◆ **Exercise directions**:
Locate every line in the records below that holds the word "this" and return each one.

◆ **Records for processing**:
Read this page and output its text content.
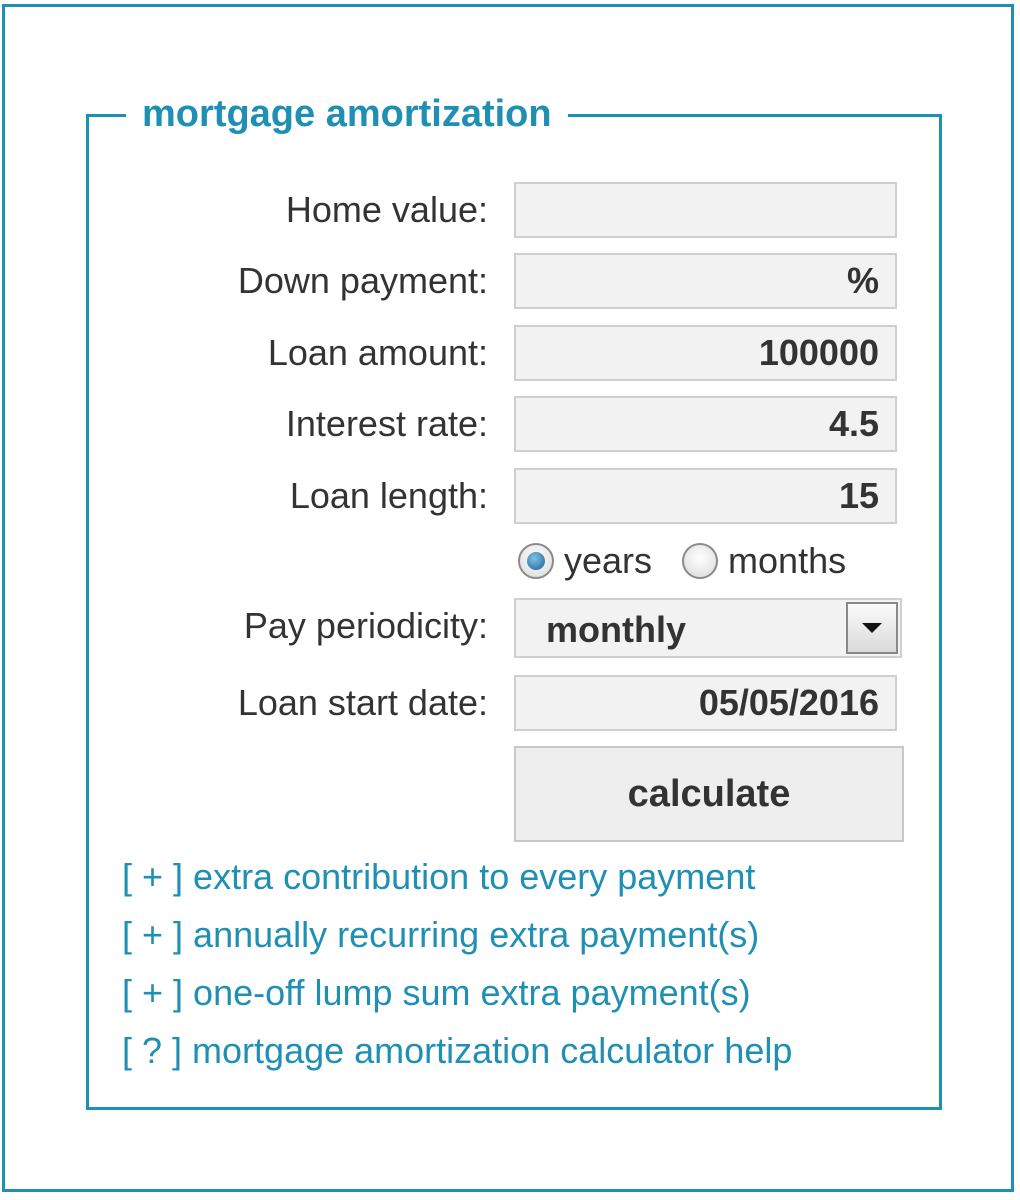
mortgage amortization
Home value:
Down payment:
%
Loan amount:
100000
Interest rate:
4.5
Loan length:
15
years months
Pay periodicity: monthly
Loan start date:
05/05/2016
calculate
[ + ] extra contribution to every payment
[ + ] annually recurring extra payment(s)
[ + ] one-off lump sum extra payment(s)
[ ? ] mortgage amortization calculator help
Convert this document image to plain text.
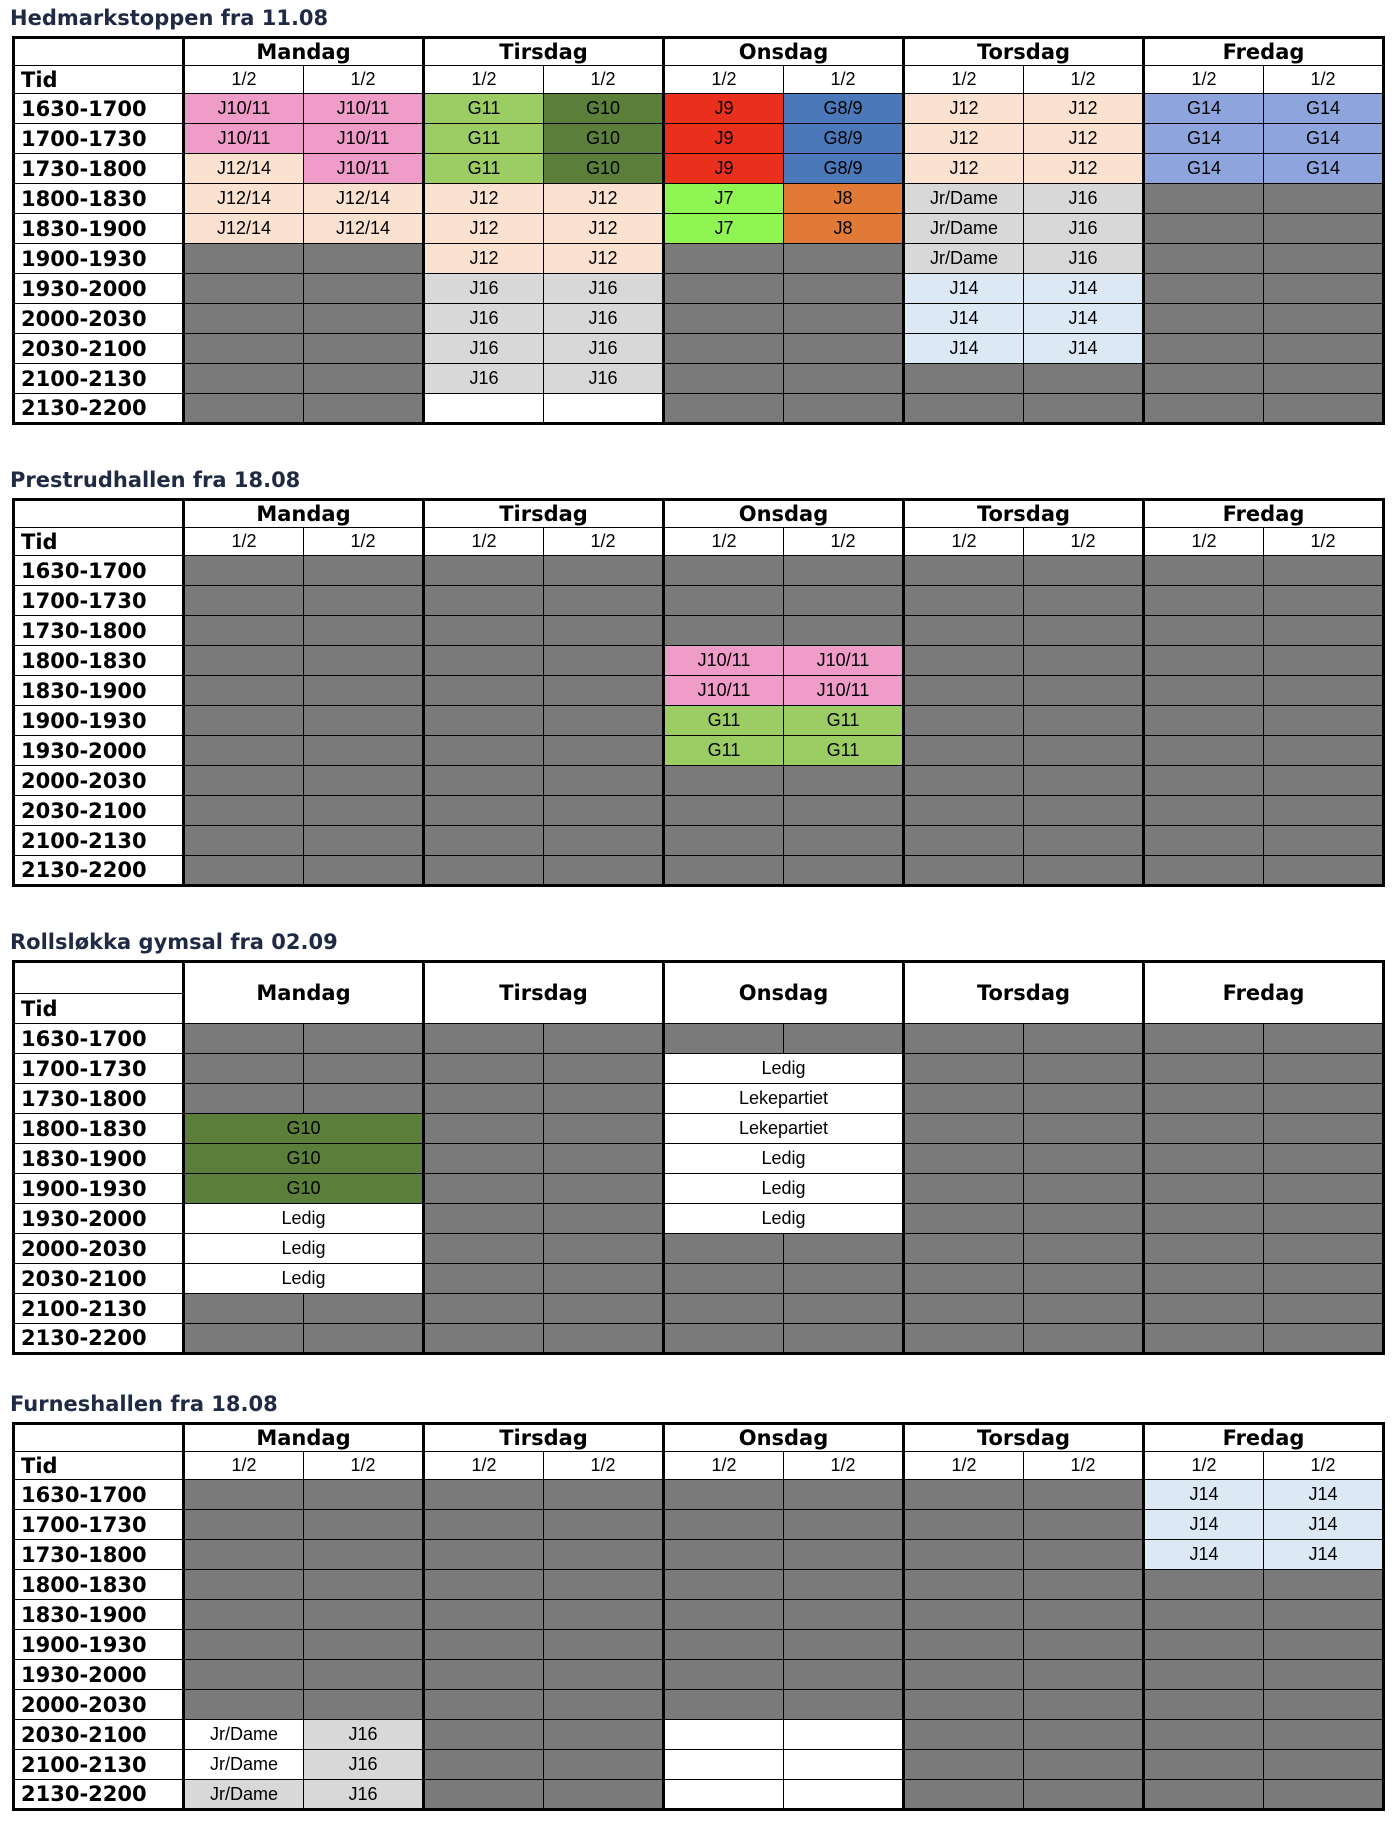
Hedmarkstoppen fra 11.08
	Mandag		Tirsdag		Onsdag		Torsdag		Fredag	
Tid	1/2	1/2	1/2	1/2	1/2	1/2	1/2	1/2	1/2	1/2
1630-1700	J10/11	J10/11	G11	G10	J9	G8/9	J12	J12	G14	G14
1700-1730	J10/11	J10/11	G11	G10	J9	G8/9	J12	J12	G14	G14
1730-1800	J12/14	J10/11	G11	G10	J9	G8/9	J12	J12	G14	G14
1800-1830	J12/14	J12/14	J12	J12	J7	J8	Jr/Dame	J16		
1830-1900	J12/14	J12/14	J12	J12	J7	J8	Jr/Dame	J16		
1900-1930			J12	J12			Jr/Dame	J16		
1930-2000			J16	J16			J14	J14		
2000-2030			J16	J16			J14	J14		
2030-2100			J16	J16			J14	J14		
2100-2130			J16	J16						
2130-2200										
Prestrudhallen fra 18.08
	Mandag		Tirsdag		Onsdag		Torsdag		Fredag	
Tid	1/2	1/2	1/2	1/2	1/2	1/2	1/2	1/2	1/2	1/2
1630-1700										
1700-1730										
1730-1800										
1800-1830					J10/11	J10/11				
1830-1900					J10/11	J10/11				
1900-1930					G11	G11				
1930-2000					G11	G11				
2000-2030										
2030-2100										
2100-2130										
2130-2200										
Rollsløkka gymsal fra 02.09
	Mandag		Tirsdag		Onsdag		Torsdag		Fredag	
Tid										
1630-1700										
1700-1730					Ledig					
1730-1800					Lekepartiet					
1800-1830	G10				Lekepartiet					
1830-1900	G10				Ledig					
1900-1930	G10				Ledig					
1930-2000	Ledig				Ledig					
2000-2030	Ledig									
2030-2100	Ledig									
2100-2130										
2130-2200										
Furneshallen fra 18.08
	Mandag		Tirsdag		Onsdag		Torsdag		Fredag	
Tid	1/2	1/2	1/2	1/2	1/2	1/2	1/2	1/2	1/2	1/2
1630-1700									J14	J14
1700-1730									J14	J14
1730-1800									J14	J14
1800-1830										
1830-1900										
1900-1930										
1930-2000										
2000-2030										
2030-2100	Jr/Dame	J16								
2100-2130	Jr/Dame	J16								
2130-2200	Jr/Dame	J16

◆ **Correct response**:
Read this page and output its text content.
Convert this document image to plain text.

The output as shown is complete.